Below are the entries; state how many of their lines contain the string "that", and nothing more.

Items listed in a dataset
────────────────────────────────────────

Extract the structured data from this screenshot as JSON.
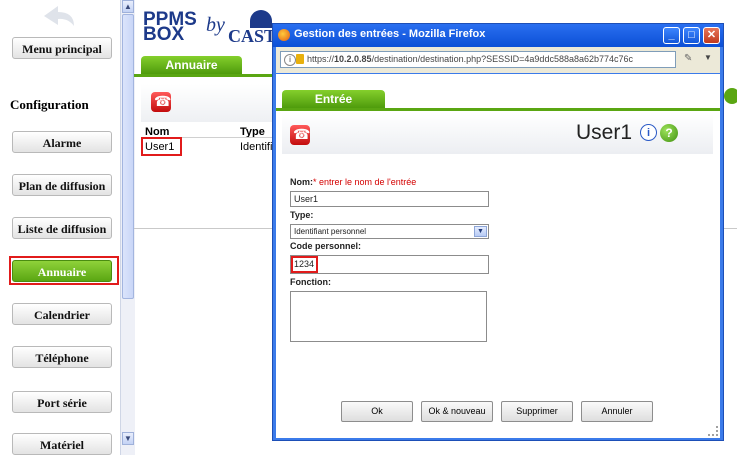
{
  "sidebar": {
    "items": [
      {
        "label": "Menu principal"
      },
      {
        "label": "Alarme"
      },
      {
        "label": "Plan de diffusion"
      },
      {
        "label": "Liste de diffusion"
      },
      {
        "label": "Annuaire"
      },
      {
        "label": "Calendrier"
      },
      {
        "label": "Téléphone"
      },
      {
        "label": "Port série"
      },
      {
        "label": "Matériel"
      }
    ],
    "section_title": "Configuration",
    "active_color": "#5aa612"
  },
  "app": {
    "logo_text_top": "PPMS",
    "logo_text_bottom": "BOX",
    "logo_by": "by",
    "logo_brand_fragment": "CAST",
    "tab_label": "Annuaire",
    "table": {
      "col_nom": "Nom",
      "col_type": "Type",
      "rows": [
        {
          "nom": "User1",
          "type": "Identifi"
        }
      ]
    }
  },
  "popup": {
    "title": "Gestion des entrées - Mozilla Firefox",
    "url_host": "10.2.0.85",
    "url_prefix": "https://",
    "url_path": "/destination/destination.php?SESSID=4a9ddc588a8a62b774c76c",
    "tab_label": "Entrée",
    "heading": "User1",
    "form": {
      "nom_label": "Nom:",
      "nom_required_hint": "* entrer le nom de l'entrée",
      "nom_value": "User1",
      "type_label": "Type:",
      "type_selected": "Identifiant personnel",
      "code_label": "Code personnel:",
      "code_value": "1234",
      "fonction_label": "Fonction:",
      "fonction_value": ""
    },
    "buttons": {
      "ok": "Ok",
      "ok_new": "Ok & nouveau",
      "delete": "Supprimer",
      "cancel": "Annuler"
    },
    "title_bar_color": "#0b4fd6",
    "highlight_color": "#e11b1b"
  }
}
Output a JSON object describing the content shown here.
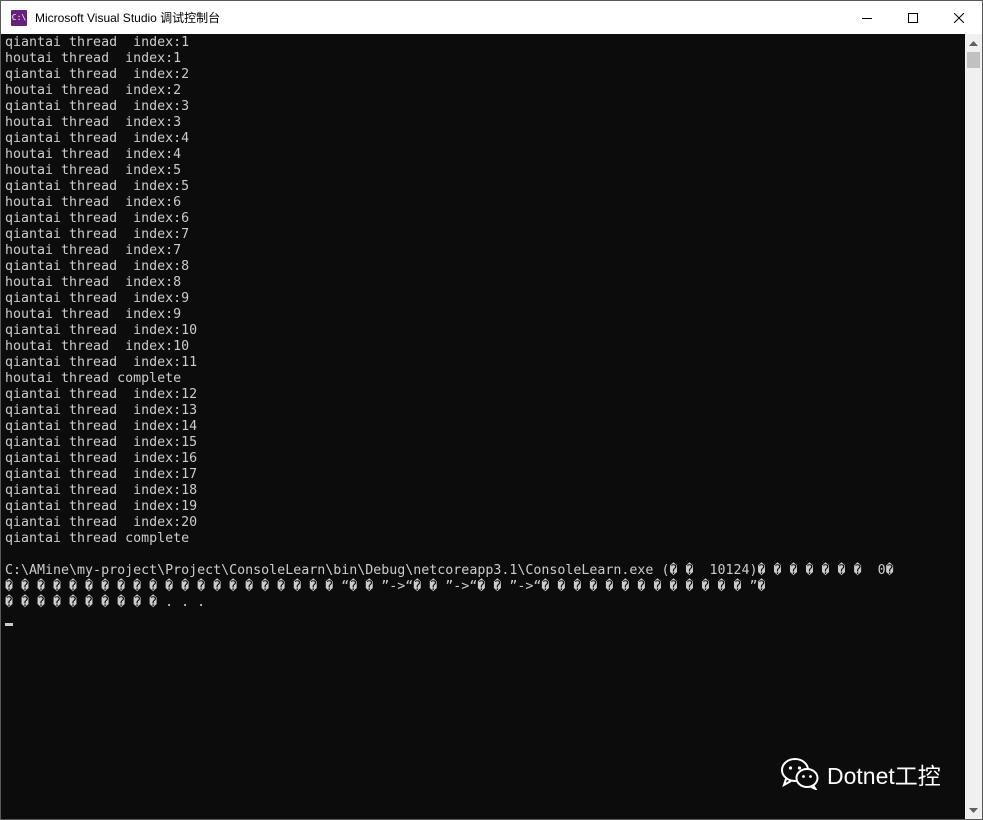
{
  "window": {
    "title": "Microsoft Visual Studio 调试控制台",
    "app_icon_text": "C:\\",
    "controls": [
      "minimize-icon",
      "maximize-icon",
      "close-icon"
    ]
  },
  "console": {
    "lines": [
      "qiantai thread  index:1",
      "houtai thread  index:1",
      "qiantai thread  index:2",
      "houtai thread  index:2",
      "qiantai thread  index:3",
      "houtai thread  index:3",
      "qiantai thread  index:4",
      "houtai thread  index:4",
      "houtai thread  index:5",
      "qiantai thread  index:5",
      "houtai thread  index:6",
      "qiantai thread  index:6",
      "qiantai thread  index:7",
      "houtai thread  index:7",
      "qiantai thread  index:8",
      "houtai thread  index:8",
      "qiantai thread  index:9",
      "houtai thread  index:9",
      "qiantai thread  index:10",
      "houtai thread  index:10",
      "qiantai thread  index:11",
      "houtai thread complete",
      "qiantai thread  index:12",
      "qiantai thread  index:13",
      "qiantai thread  index:14",
      "qiantai thread  index:15",
      "qiantai thread  index:16",
      "qiantai thread  index:17",
      "qiantai thread  index:18",
      "qiantai thread  index:19",
      "qiantai thread  index:20",
      "qiantai thread complete",
      "",
      "C:\\AMine\\my-project\\Project\\ConsoleLearn\\bin\\Debug\\netcoreapp3.1\\ConsoleLearn.exe (� �  10124)� � � � � � �  0�",
      "� � � � � � � � � � � � � � � � � � � � � “� � ”->“� � ”->“� � ”->“� � � � � � � � � � � � � ”�",
      "� � � � � � � � � � . . ."
    ]
  },
  "watermark": {
    "text": "Dotnet工控",
    "icon": "wechat-icon"
  },
  "colors": {
    "console_bg": "#0c0c0c",
    "console_fg": "#cccccc",
    "titlebar_bg": "#ffffff",
    "app_icon": "#68217a"
  }
}
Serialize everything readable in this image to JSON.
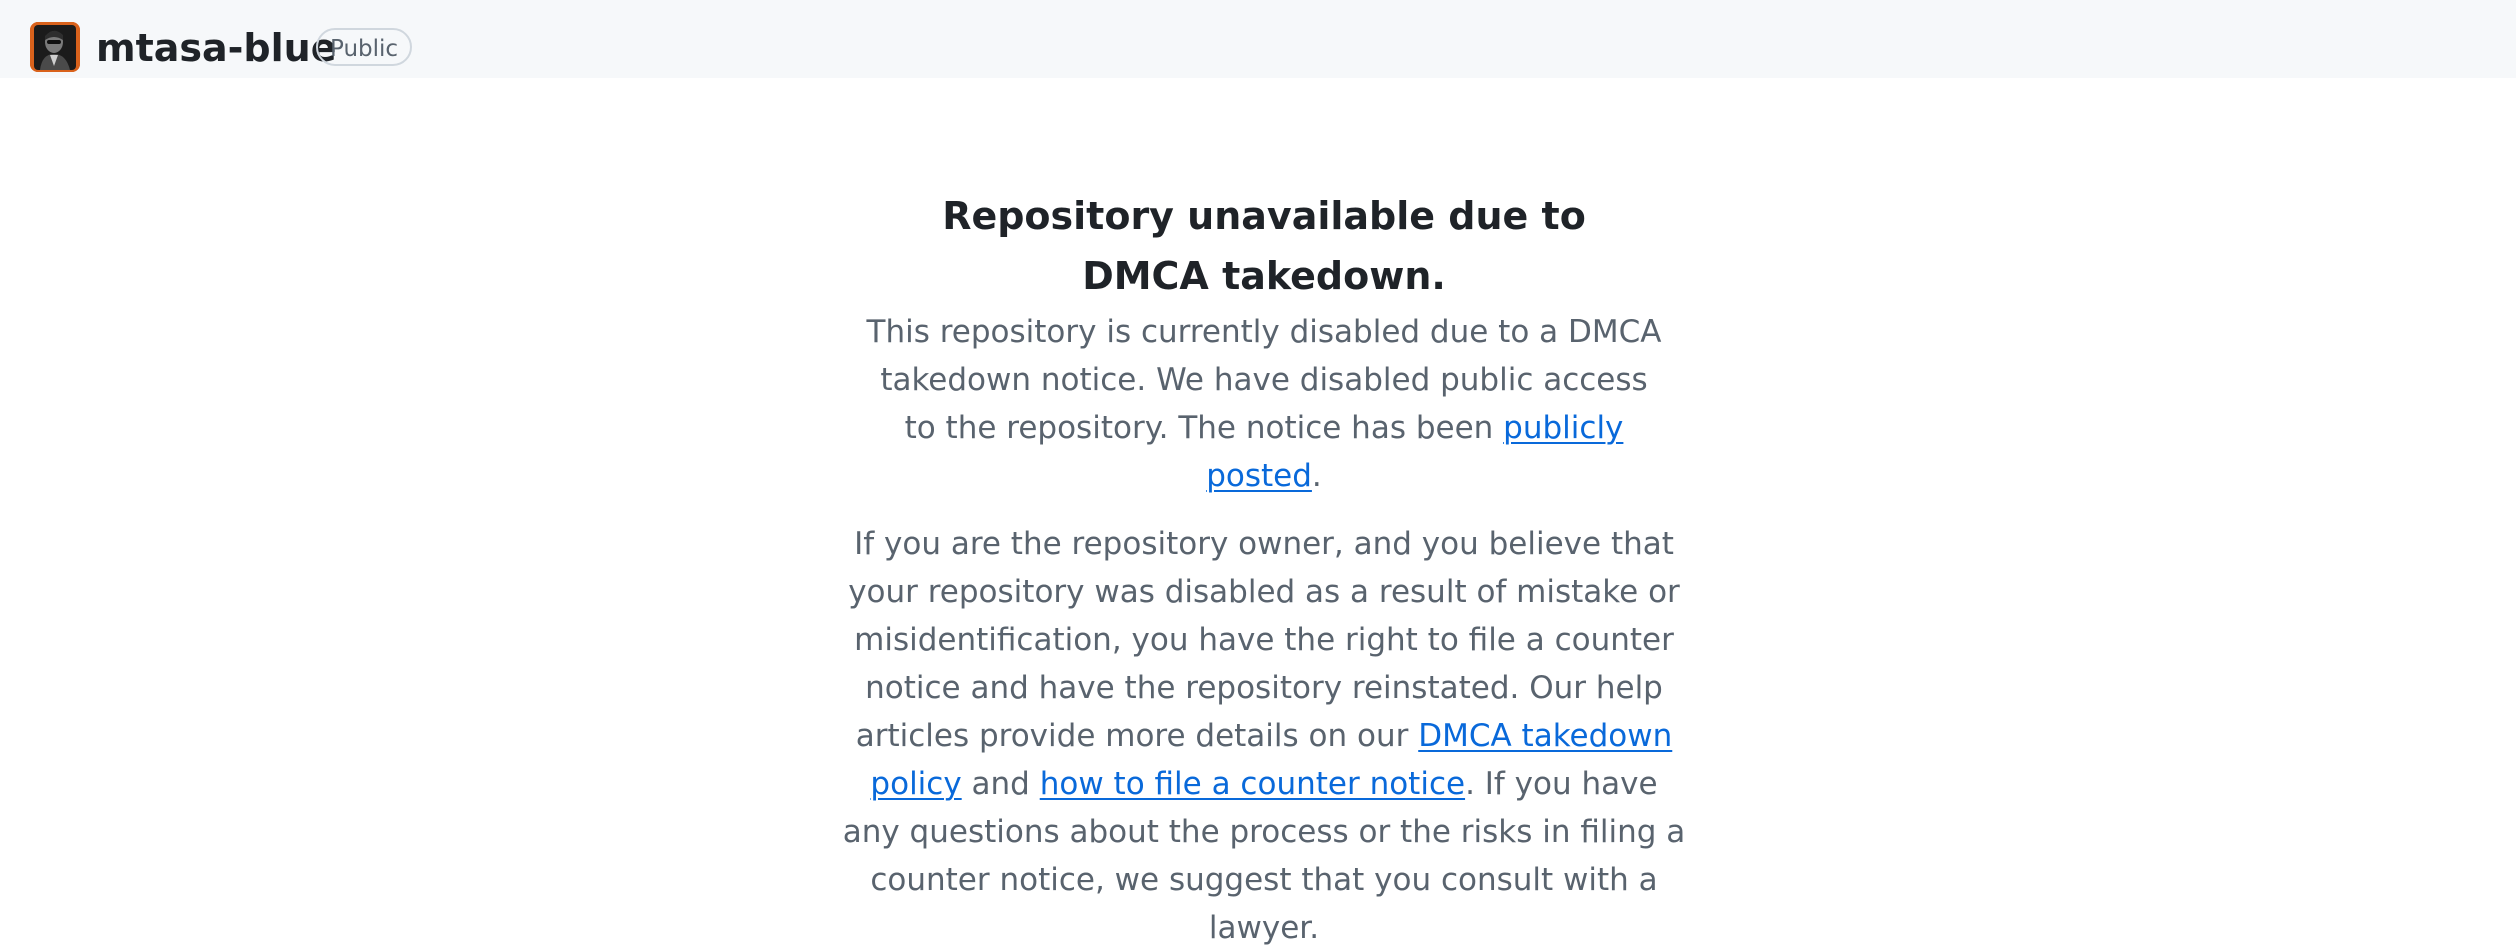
{
  "header": {
    "repo_name": "mtasa-blue",
    "visibility": "Public",
    "avatar_icon": "org-avatar-icon",
    "background_color": "#f6f8fa"
  },
  "notice": {
    "title": "Repository unavailable due to DMCA takedown.",
    "para1": {
      "text_before": "This repository is currently disabled due to a DMCA takedown notice. We have disabled public access to the repository. The notice has been ",
      "link": "publicly posted",
      "text_after": "."
    },
    "para2": {
      "text_1": "If you are the repository owner, and you believe that your repository was disabled as a result of mistake or misidentification, you have the right to file a counter notice and have the repository reinstated. Our help articles provide more details on our ",
      "link_1": "DMCA takedown policy",
      "text_2": " and ",
      "link_2": "how to file a counter notice",
      "text_3": ". If you have any questions about the process or the risks in filing a counter notice, we suggest that you consult with a lawyer."
    }
  },
  "colors": {
    "link": "#0969da",
    "muted_text": "#59636e",
    "heading_text": "#1f2328"
  }
}
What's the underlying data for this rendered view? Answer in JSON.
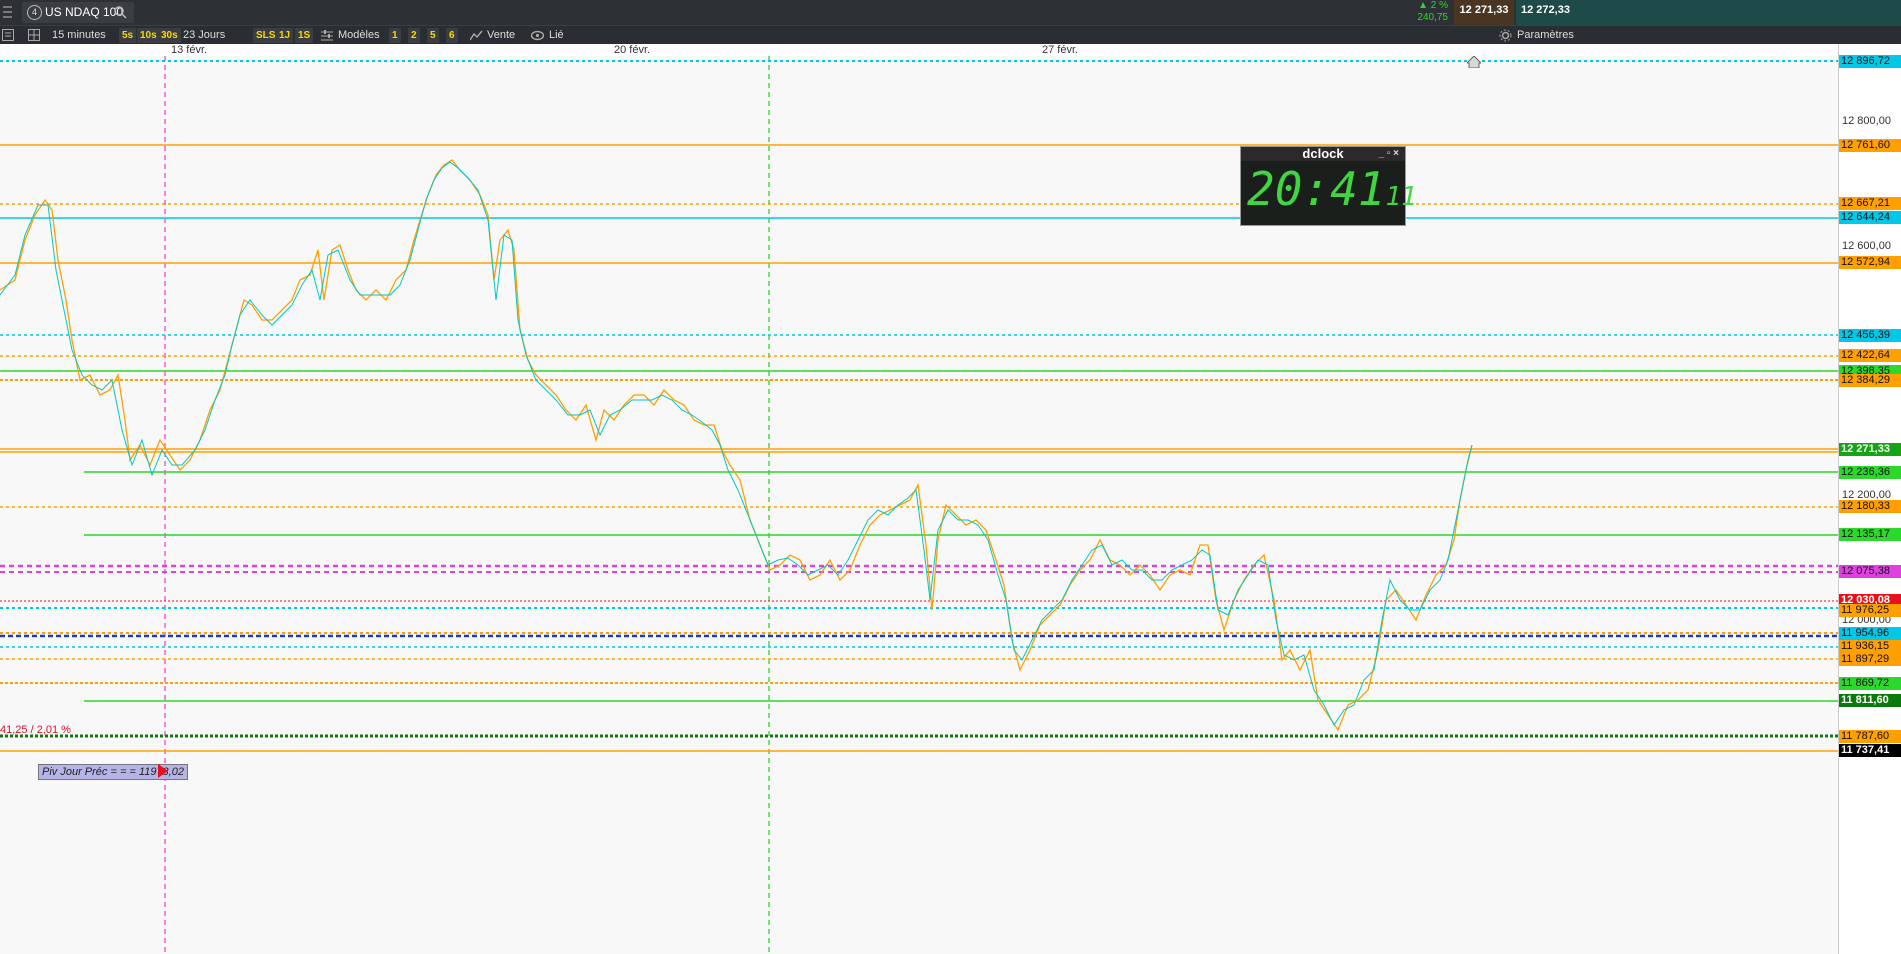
{
  "topbar": {
    "symbol_badge": "4",
    "symbol": "US NDAQ 100",
    "change_pct": "▲ 2 %",
    "change_abs": "240,75",
    "bid": "12 271,33",
    "ask": "12 272,33"
  },
  "toolbar": {
    "timeframe": "15 minutes",
    "quick_buttons": [
      "5s",
      "10s",
      "30s"
    ],
    "range": "23 Jours",
    "sls": "SLS",
    "periods": [
      "1J",
      "1S"
    ],
    "models": "Modèles",
    "templates": [
      "1",
      "2",
      "5",
      "6"
    ],
    "sell": "Vente",
    "linked": "Lié",
    "settings": "Paramètres"
  },
  "dates": [
    "13 févr.",
    "20 févr.",
    "27 févr."
  ],
  "dclock": {
    "title": "dclock",
    "time": "20:41",
    "seconds": "11"
  },
  "annotations": {
    "pct_change": "41,25 / 2,01 %",
    "pivot_label": "Piv Jour  Préc  = = = 11973,02"
  },
  "axis_ticks": [
    "12 800,00",
    "12 600,00",
    "12 200,00",
    "12 000,00"
  ],
  "price_labels": [
    {
      "text": "12 896,72",
      "bg": "#00c8e6"
    },
    {
      "text": "12 761,60",
      "bg": "#ff9f00"
    },
    {
      "text": "12 667,21",
      "bg": "#ff9f00"
    },
    {
      "text": "12 644,24",
      "bg": "#00c8e6"
    },
    {
      "text": "12 572,94",
      "bg": "#ff9f00"
    },
    {
      "text": "12 456,39",
      "bg": "#00c8e6"
    },
    {
      "text": "12 422,64",
      "bg": "#ff9f00"
    },
    {
      "text": "12 398,35",
      "bg": "#2bd82b"
    },
    {
      "text": "12 384,29",
      "bg": "#ff9f00"
    },
    {
      "text": "12 271,33",
      "bg": "#14a514"
    },
    {
      "text": "12 236,36",
      "bg": "#2bd82b"
    },
    {
      "text": "12 180,33",
      "bg": "#ff9f00"
    },
    {
      "text": "12 135,17",
      "bg": "#2bd82b"
    },
    {
      "text": "12 075,38",
      "bg": "#e040e0"
    },
    {
      "text": "12 030,08",
      "bg": "#e8101a"
    },
    {
      "text": "11 976,25",
      "bg": "#ff9f00"
    },
    {
      "text": "11 954,96",
      "bg": "#00c8e6"
    },
    {
      "text": "11 936,15",
      "bg": "#ff9f00"
    },
    {
      "text": "11 897,29",
      "bg": "#ff9f00"
    },
    {
      "text": "11 869,72",
      "bg": "#2bd82b"
    },
    {
      "text": "11 811,60",
      "bg": "#0a7a0a"
    },
    {
      "text": "11 787,60",
      "bg": "#ff9f00"
    },
    {
      "text": "11 737,41",
      "bg": "#000000"
    }
  ]
}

────────────────────────────────────────

▸ **Output below**
2